PROMPT. Extract every record, keeping each one exactly as it is.

▼

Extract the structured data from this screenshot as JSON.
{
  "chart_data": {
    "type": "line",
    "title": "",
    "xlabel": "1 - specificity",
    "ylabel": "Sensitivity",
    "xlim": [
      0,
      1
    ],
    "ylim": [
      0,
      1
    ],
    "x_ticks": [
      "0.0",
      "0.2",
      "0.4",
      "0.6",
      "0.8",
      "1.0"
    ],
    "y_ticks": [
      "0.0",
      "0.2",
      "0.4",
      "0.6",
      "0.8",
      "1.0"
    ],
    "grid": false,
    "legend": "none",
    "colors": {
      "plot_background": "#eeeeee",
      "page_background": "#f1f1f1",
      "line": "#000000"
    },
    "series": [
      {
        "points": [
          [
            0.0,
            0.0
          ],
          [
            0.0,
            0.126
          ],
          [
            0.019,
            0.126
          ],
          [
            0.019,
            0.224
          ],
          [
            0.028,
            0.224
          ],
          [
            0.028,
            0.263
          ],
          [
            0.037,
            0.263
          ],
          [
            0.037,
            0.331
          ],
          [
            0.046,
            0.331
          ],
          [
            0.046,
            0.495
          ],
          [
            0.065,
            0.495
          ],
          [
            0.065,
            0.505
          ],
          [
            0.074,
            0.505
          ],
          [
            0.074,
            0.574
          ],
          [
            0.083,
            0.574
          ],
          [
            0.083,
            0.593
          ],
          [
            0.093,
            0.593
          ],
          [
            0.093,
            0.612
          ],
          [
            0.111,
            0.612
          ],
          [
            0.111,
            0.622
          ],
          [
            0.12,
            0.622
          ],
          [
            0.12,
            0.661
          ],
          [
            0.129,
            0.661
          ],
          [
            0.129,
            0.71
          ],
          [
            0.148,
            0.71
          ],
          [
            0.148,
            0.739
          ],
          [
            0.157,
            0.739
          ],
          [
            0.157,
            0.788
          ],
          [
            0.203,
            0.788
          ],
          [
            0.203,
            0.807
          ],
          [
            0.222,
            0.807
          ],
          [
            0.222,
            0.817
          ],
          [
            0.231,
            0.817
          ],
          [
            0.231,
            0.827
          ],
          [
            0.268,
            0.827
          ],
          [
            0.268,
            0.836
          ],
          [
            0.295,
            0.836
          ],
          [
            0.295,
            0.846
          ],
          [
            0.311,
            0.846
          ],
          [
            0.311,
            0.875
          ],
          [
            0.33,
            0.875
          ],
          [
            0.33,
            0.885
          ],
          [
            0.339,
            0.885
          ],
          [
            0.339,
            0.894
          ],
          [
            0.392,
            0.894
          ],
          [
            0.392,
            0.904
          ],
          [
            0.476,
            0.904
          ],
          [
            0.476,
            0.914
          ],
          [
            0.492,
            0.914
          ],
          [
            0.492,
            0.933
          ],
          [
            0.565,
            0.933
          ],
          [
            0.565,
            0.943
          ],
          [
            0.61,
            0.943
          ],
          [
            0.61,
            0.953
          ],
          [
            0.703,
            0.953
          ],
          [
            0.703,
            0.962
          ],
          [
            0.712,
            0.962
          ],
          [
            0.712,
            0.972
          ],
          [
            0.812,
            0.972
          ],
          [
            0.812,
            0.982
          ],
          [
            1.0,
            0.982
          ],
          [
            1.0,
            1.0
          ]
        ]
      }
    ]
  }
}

▲

SOLUTION FOR THIS PROBLEM.
Extract the structured data from this screenshot as JSON.
{
  "chart_data": {
    "type": "line",
    "title": "",
    "xlabel": "1 - specificity",
    "ylabel": "Sensitivity",
    "xlim": [
      0,
      1
    ],
    "ylim": [
      0,
      1
    ],
    "x_ticks": [
      "0.0",
      "0.2",
      "0.4",
      "0.6",
      "0.8",
      "1.0"
    ],
    "y_ticks": [
      "0.0",
      "0.2",
      "0.4",
      "0.6",
      "0.8",
      "1.0"
    ],
    "grid": false,
    "legend": "none",
    "colors": {
      "plot_background": "#eeeeee",
      "page_background": "#f1f1f1",
      "line": "#000000"
    },
    "series": [
      {
        "points": [
          [
            0.0,
            0.0
          ],
          [
            0.0,
            0.126
          ],
          [
            0.019,
            0.126
          ],
          [
            0.019,
            0.224
          ],
          [
            0.028,
            0.224
          ],
          [
            0.028,
            0.263
          ],
          [
            0.037,
            0.263
          ],
          [
            0.037,
            0.331
          ],
          [
            0.046,
            0.331
          ],
          [
            0.046,
            0.495
          ],
          [
            0.065,
            0.495
          ],
          [
            0.065,
            0.505
          ],
          [
            0.074,
            0.505
          ],
          [
            0.074,
            0.574
          ],
          [
            0.083,
            0.574
          ],
          [
            0.083,
            0.593
          ],
          [
            0.093,
            0.593
          ],
          [
            0.093,
            0.612
          ],
          [
            0.111,
            0.612
          ],
          [
            0.111,
            0.622
          ],
          [
            0.12,
            0.622
          ],
          [
            0.12,
            0.661
          ],
          [
            0.129,
            0.661
          ],
          [
            0.129,
            0.71
          ],
          [
            0.148,
            0.71
          ],
          [
            0.148,
            0.739
          ],
          [
            0.157,
            0.739
          ],
          [
            0.157,
            0.788
          ],
          [
            0.203,
            0.788
          ],
          [
            0.203,
            0.807
          ],
          [
            0.222,
            0.807
          ],
          [
            0.222,
            0.817
          ],
          [
            0.231,
            0.817
          ],
          [
            0.231,
            0.827
          ],
          [
            0.268,
            0.827
          ],
          [
            0.268,
            0.836
          ],
          [
            0.295,
            0.836
          ],
          [
            0.295,
            0.846
          ],
          [
            0.311,
            0.846
          ],
          [
            0.311,
            0.875
          ],
          [
            0.33,
            0.875
          ],
          [
            0.33,
            0.885
          ],
          [
            0.339,
            0.885
          ],
          [
            0.339,
            0.894
          ],
          [
            0.392,
            0.894
          ],
          [
            0.392,
            0.904
          ],
          [
            0.476,
            0.904
          ],
          [
            0.476,
            0.914
          ],
          [
            0.492,
            0.914
          ],
          [
            0.492,
            0.933
          ],
          [
            0.565,
            0.933
          ],
          [
            0.565,
            0.943
          ],
          [
            0.61,
            0.943
          ],
          [
            0.61,
            0.953
          ],
          [
            0.703,
            0.953
          ],
          [
            0.703,
            0.962
          ],
          [
            0.712,
            0.962
          ],
          [
            0.712,
            0.972
          ],
          [
            0.812,
            0.972
          ],
          [
            0.812,
            0.982
          ],
          [
            1.0,
            0.982
          ],
          [
            1.0,
            1.0
          ]
        ]
      }
    ]
  }
}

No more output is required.